- **TASK DESCRIPTION**: Look below and pull out each line with the word "Illinois".

* Start RECORDS SUPPLIED *

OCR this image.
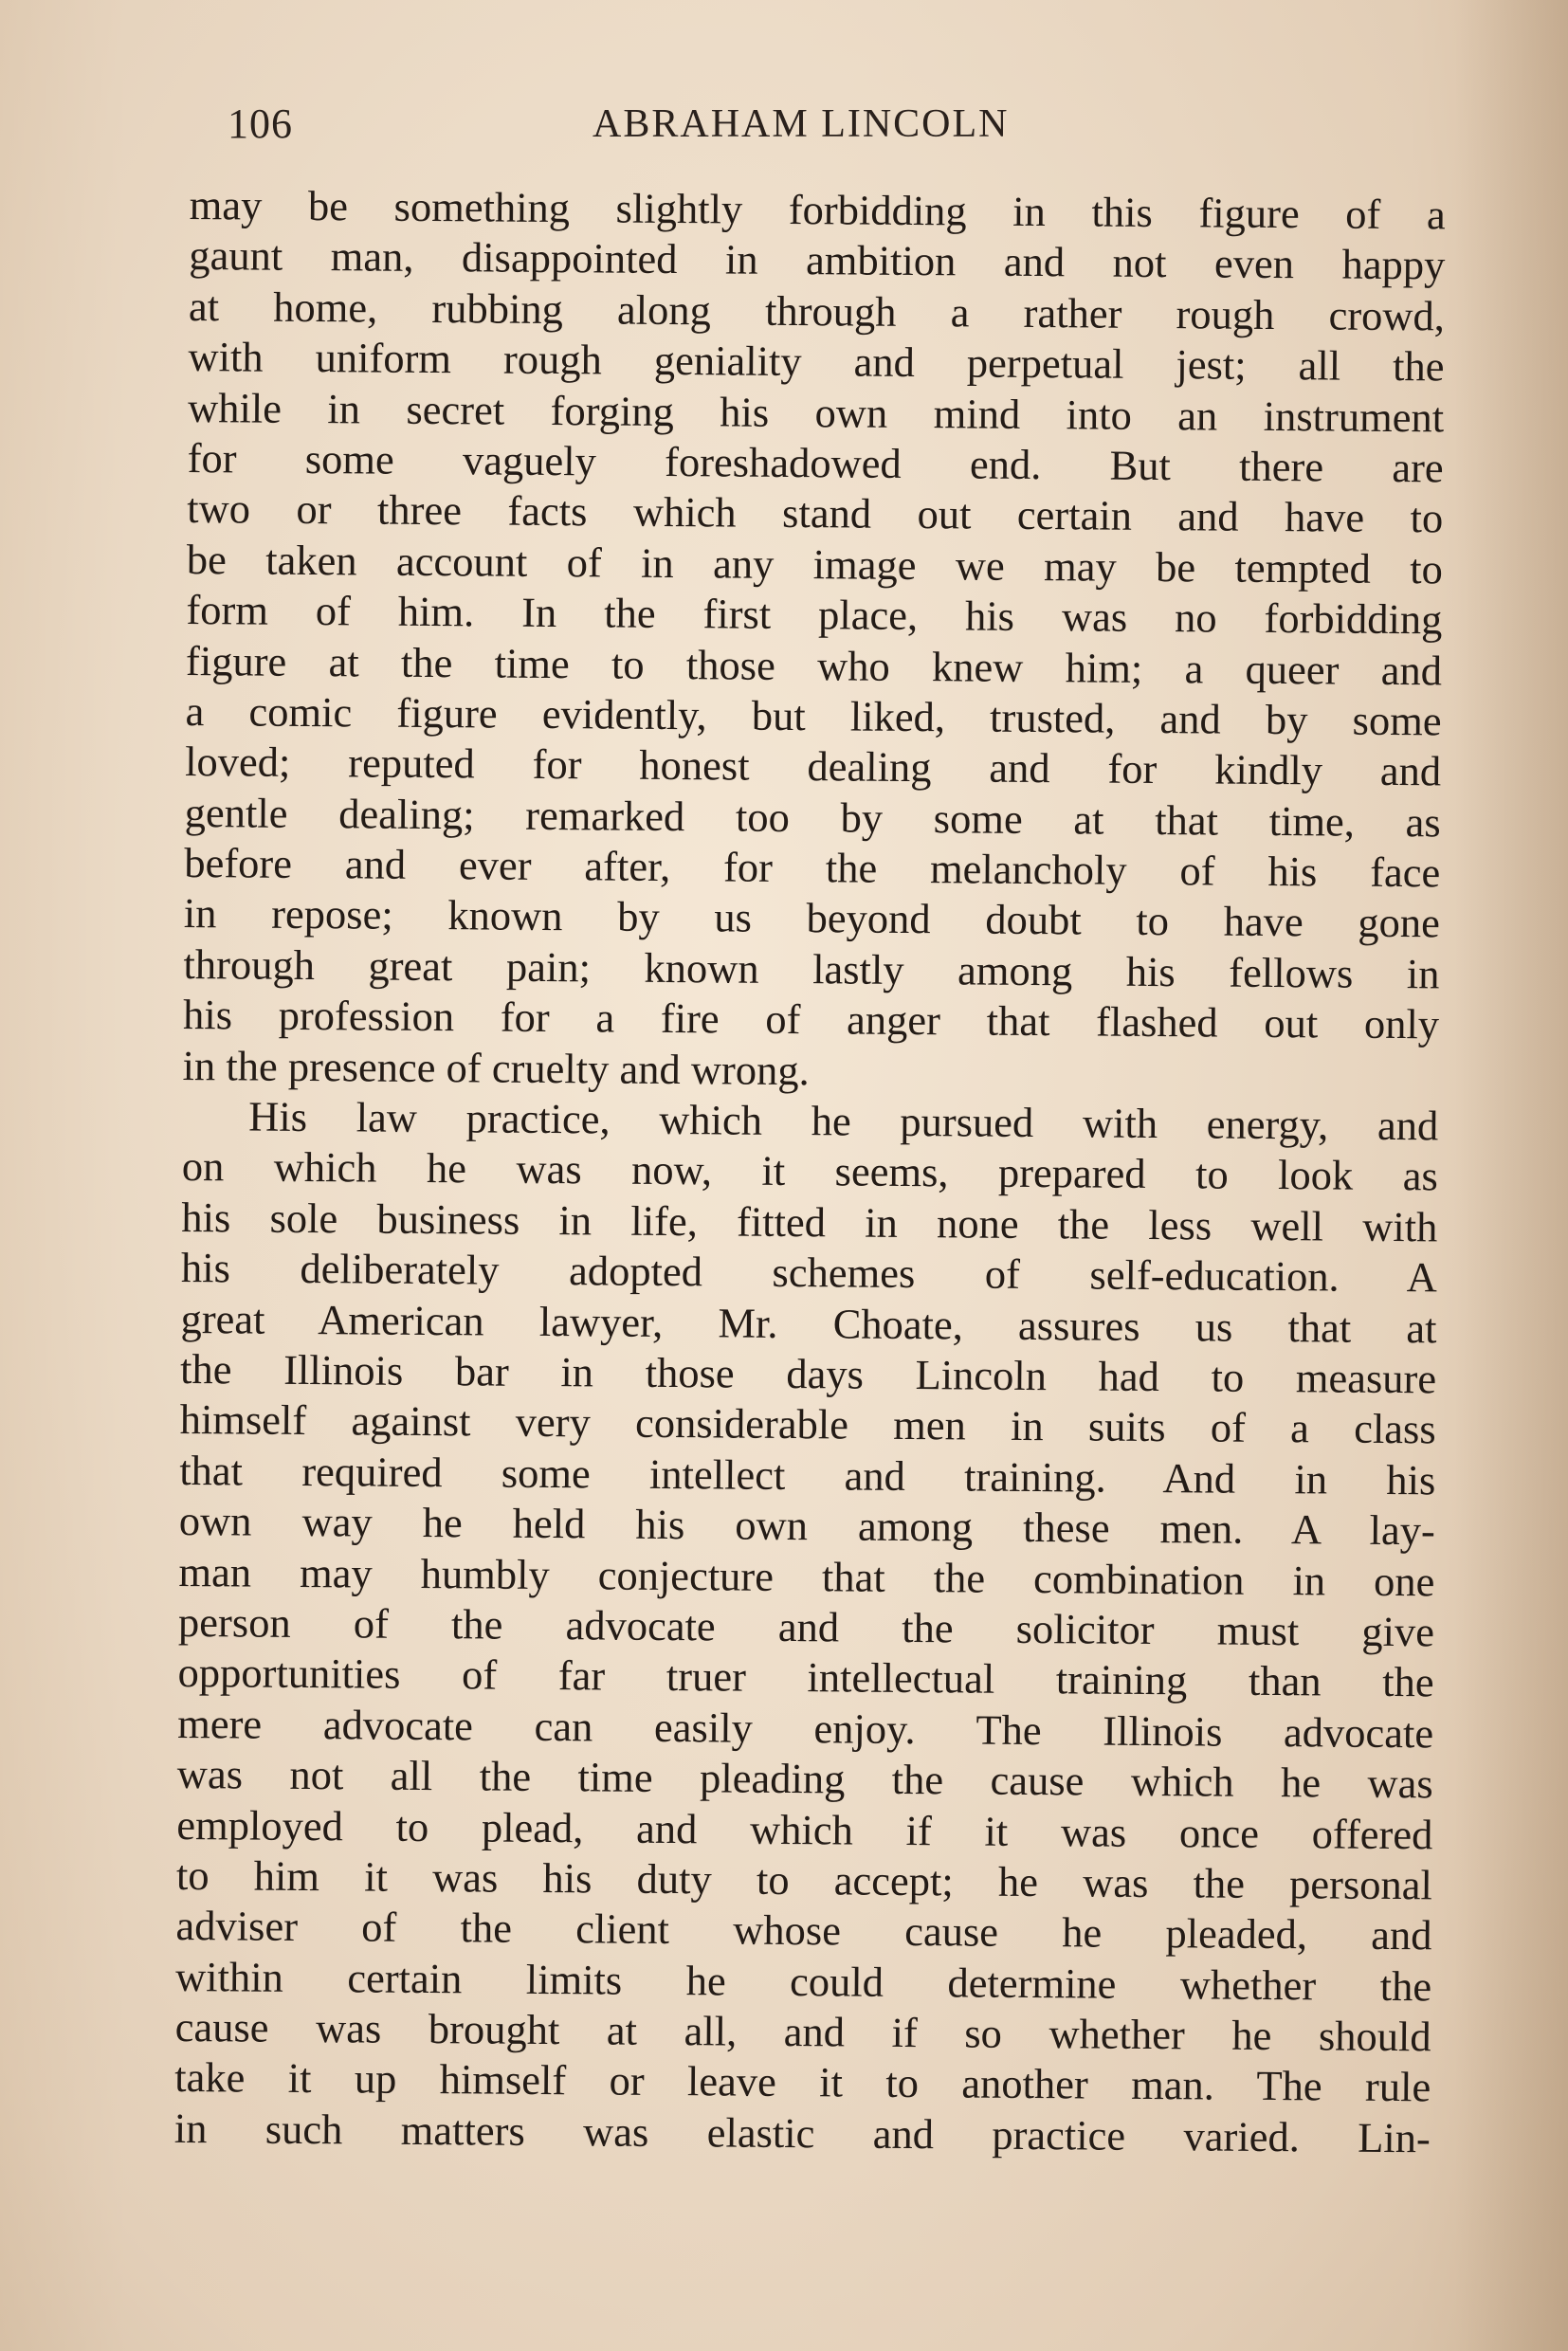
106	ABRAHAM LINCOLN
may be something slightly forbidding in this figure of a
gaunt man, disappointed in ambition and not even happy
at home, rubbing along through a rather rough crowd,
with uniform rough geniality and perpetual jest; all the
while in secret forging his own mind into an instrument
for some vaguely foreshadowed end. But there are
two or three facts which stand out certain and have to
be taken account of in any image we may be tempted to
form of him. In the first place, his was no forbidding
figure at the time to those who knew him; a queer and
a comic figure evidently, but liked, trusted, and by some
loved; reputed for honest dealing and for kindly and
gentle dealing; remarked too by some at that time, as
before and ever after, for the melancholy of his face
in repose; known by us beyond doubt to have gone
through great pain; known lastly among his fellows in
his profession for a fire of anger that flashed out only
in the presence of cruelty and wrong.
His law practice, which he pursued with energy, and
on which he was now, it seems, prepared to look as
his sole business in life, fitted in none the less well with
his deliberately adopted schemes of self-education. A
great American lawyer, Mr. Choate, assures us that at
the Illinois bar in those days Lincoln had to measure
himself against very considerable men in suits of a class
that required some intellect and training. And in his
own way he held his own among these men. A lay-
man may humbly conjecture that the combination in one
person of the advocate and the solicitor must give
opportunities of far truer intellectual training than the
mere advocate can easily enjoy. The Illinois advocate
was not all the time pleading the cause which he was
employed to plead, and which if it was once offered
to him it was his duty to accept; he was the personal
adviser of the client whose cause he pleaded, and
within certain limits he could determine whether the
cause was brought at all, and if so whether he should
take it up himself or leave it to another man. The rule
in such matters was elastic and practice varied. Lin-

* End RECORDS SUPPLIED *

- **RESULT FOR THIS TASK**:
the Illinois bar in those days Lincoln had to measure
mere advocate can easily enjoy. The Illinois advocate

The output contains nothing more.